| Given request |
Answer with a number only: how many lines of the data contain "this"?

| Records for the exercise |
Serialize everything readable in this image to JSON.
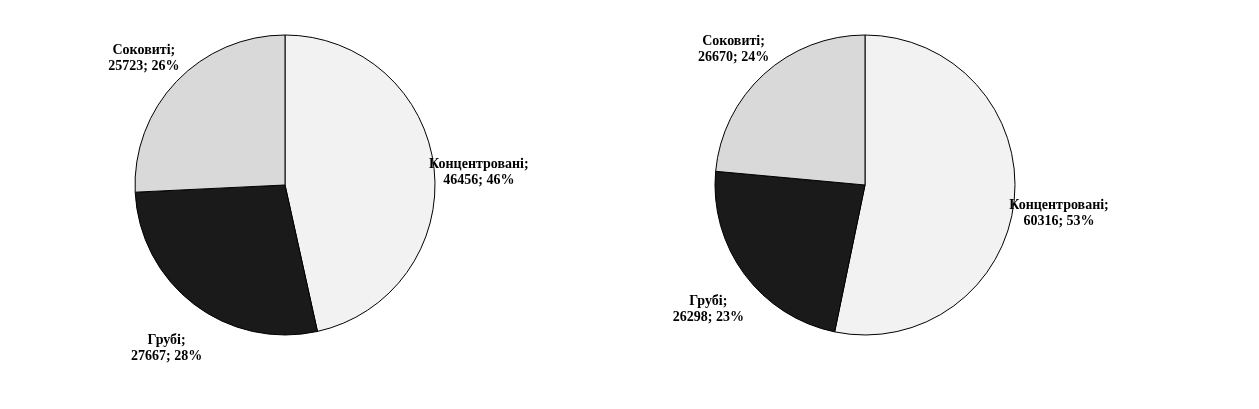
{
  "chart_data": [
    {
      "type": "pie",
      "categories": [
        "Концентровані",
        "Грубі",
        "Соковиті"
      ],
      "values": [
        46456,
        27667,
        25723
      ],
      "colors": [
        "#f2f2f2",
        "#1a1a1a",
        "#d9d9d9"
      ],
      "value_labels": [
        "; 46456; 46%",
        "; 27667; 28%",
        "; 25723; 26%"
      ]
    },
    {
      "type": "pie",
      "categories": [
        "Концентровані",
        "Грубі",
        "Соковиті"
      ],
      "values": [
        60316,
        26298,
        26670
      ],
      "colors": [
        "#f2f2f2",
        "#1a1a1a",
        "#d9d9d9"
      ],
      "value_labels": [
        "; 60316; 53%",
        "; 26298; 23%",
        "; 26670; 24%"
      ]
    }
  ]
}
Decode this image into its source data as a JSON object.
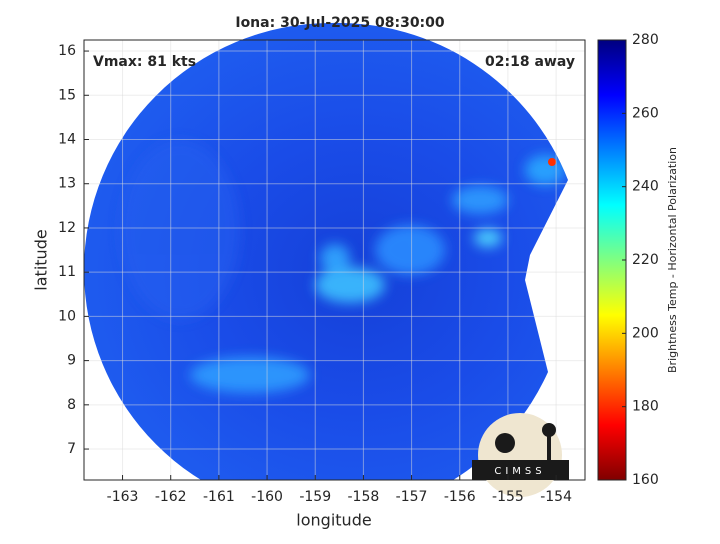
{
  "chart_data": {
    "type": "map",
    "title": "Iona: 30-Jul-2025 08:30:00",
    "xlabel": "longitude",
    "ylabel": "latitude",
    "annotations": [
      "Vmax: 81 kts",
      "02:18 away"
    ],
    "logo_text": "CIMSS",
    "xlim": [
      -163.8,
      -153.4
    ],
    "xticks": [
      -163,
      -162,
      -161,
      -160,
      -159,
      -158,
      -157,
      -156,
      -155,
      -154
    ],
    "ylim": [
      6.3,
      16.25
    ],
    "yticks": [
      7,
      8,
      9,
      10,
      11,
      12,
      13,
      14,
      15,
      16
    ],
    "grid": true,
    "colorbar": {
      "label": "Brightness Temp - Horizontal Polarization",
      "clim": [
        160,
        280
      ],
      "ticks": [
        160,
        180,
        200,
        220,
        240,
        260,
        280
      ],
      "colormap": [
        "#800000",
        "#ff0000",
        "#ff8000",
        "#ffff00",
        "#80ff80",
        "#00ffff",
        "#0080ff",
        "#0000ff",
        "#000080"
      ]
    }
  }
}
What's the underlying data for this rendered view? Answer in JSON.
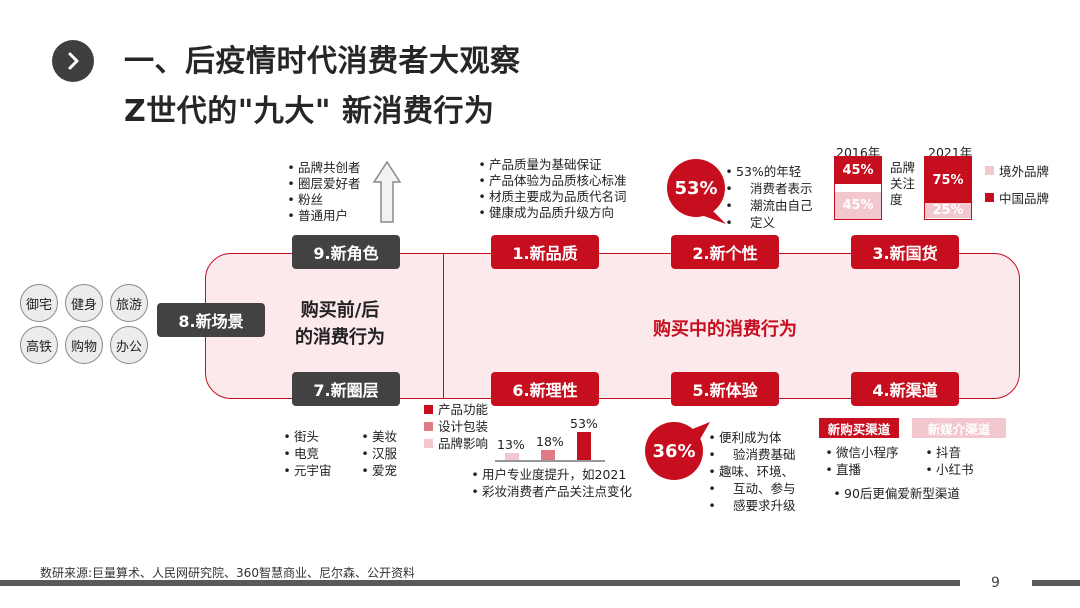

| Response |
3